** START Data **

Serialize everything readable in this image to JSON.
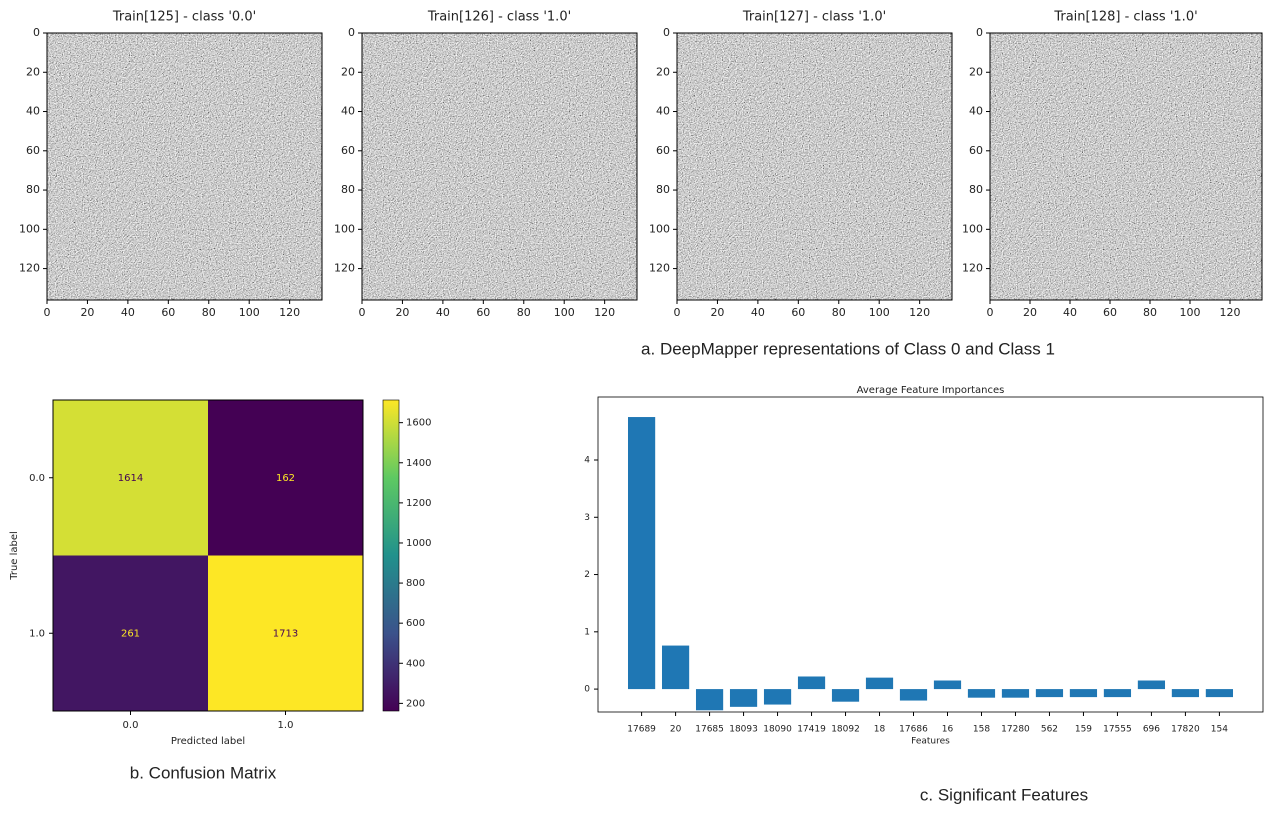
{
  "captions": {
    "a": "a. DeepMapper representations of Class 0 and Class 1",
    "b": "b. Confusion Matrix",
    "c": "c. Significant Features"
  },
  "chart_data": [
    {
      "type": "image",
      "title": "Train[125] - class '0.0'",
      "xlim": [
        0,
        136
      ],
      "ylim": [
        136,
        0
      ],
      "xticks": [
        0,
        20,
        40,
        60,
        80,
        100,
        120
      ],
      "yticks": [
        0,
        20,
        40,
        60,
        80,
        100,
        120
      ]
    },
    {
      "type": "image",
      "title": "Train[126] - class '1.0'",
      "xlim": [
        0,
        136
      ],
      "ylim": [
        136,
        0
      ],
      "xticks": [
        0,
        20,
        40,
        60,
        80,
        100,
        120
      ],
      "yticks": [
        0,
        20,
        40,
        60,
        80,
        100,
        120
      ]
    },
    {
      "type": "image",
      "title": "Train[127] - class '1.0'",
      "xlim": [
        0,
        136
      ],
      "ylim": [
        136,
        0
      ],
      "xticks": [
        0,
        20,
        40,
        60,
        80,
        100,
        120
      ],
      "yticks": [
        0,
        20,
        40,
        60,
        80,
        100,
        120
      ]
    },
    {
      "type": "image",
      "title": "Train[128] - class '1.0'",
      "xlim": [
        0,
        136
      ],
      "ylim": [
        136,
        0
      ],
      "xticks": [
        0,
        20,
        40,
        60,
        80,
        100,
        120
      ],
      "yticks": [
        0,
        20,
        40,
        60,
        80,
        100,
        120
      ]
    },
    {
      "type": "heatmap",
      "x_categories": [
        "0.0",
        "1.0"
      ],
      "y_categories": [
        "0.0",
        "1.0"
      ],
      "values": [
        [
          1614,
          162
        ],
        [
          261,
          1713
        ]
      ],
      "xlabel": "Predicted label",
      "ylabel": "True label",
      "colormap": "viridis",
      "clim": [
        162,
        1713
      ],
      "cticks": [
        200,
        400,
        600,
        800,
        1000,
        1200,
        1400,
        1600
      ]
    },
    {
      "type": "bar",
      "title": "Average Feature Importances",
      "xlabel": "Features",
      "color": "#1f77b4",
      "categories": [
        "17689",
        "20",
        "17685",
        "18093",
        "18090",
        "17419",
        "18092",
        "18",
        "17686",
        "16",
        "158",
        "17280",
        "562",
        "159",
        "17555",
        "696",
        "17820",
        "154"
      ],
      "values": [
        4.75,
        0.76,
        -0.37,
        -0.31,
        -0.27,
        0.22,
        -0.22,
        0.2,
        -0.2,
        0.15,
        -0.15,
        -0.15,
        -0.14,
        -0.14,
        -0.14,
        0.15,
        -0.14,
        -0.14
      ],
      "ylim": [
        -0.4,
        5.1
      ],
      "yticks": [
        0,
        1,
        2,
        3,
        4
      ]
    }
  ]
}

** END Data **

(Set exercise): Report all lines of the data that include the word "Train".

(Task response):
      "title": "Train[125] - class '0.0'",
      "title": "Train[126] - class '1.0'",
      "title": "Train[127] - class '1.0'",
      "title": "Train[128] - class '1.0'",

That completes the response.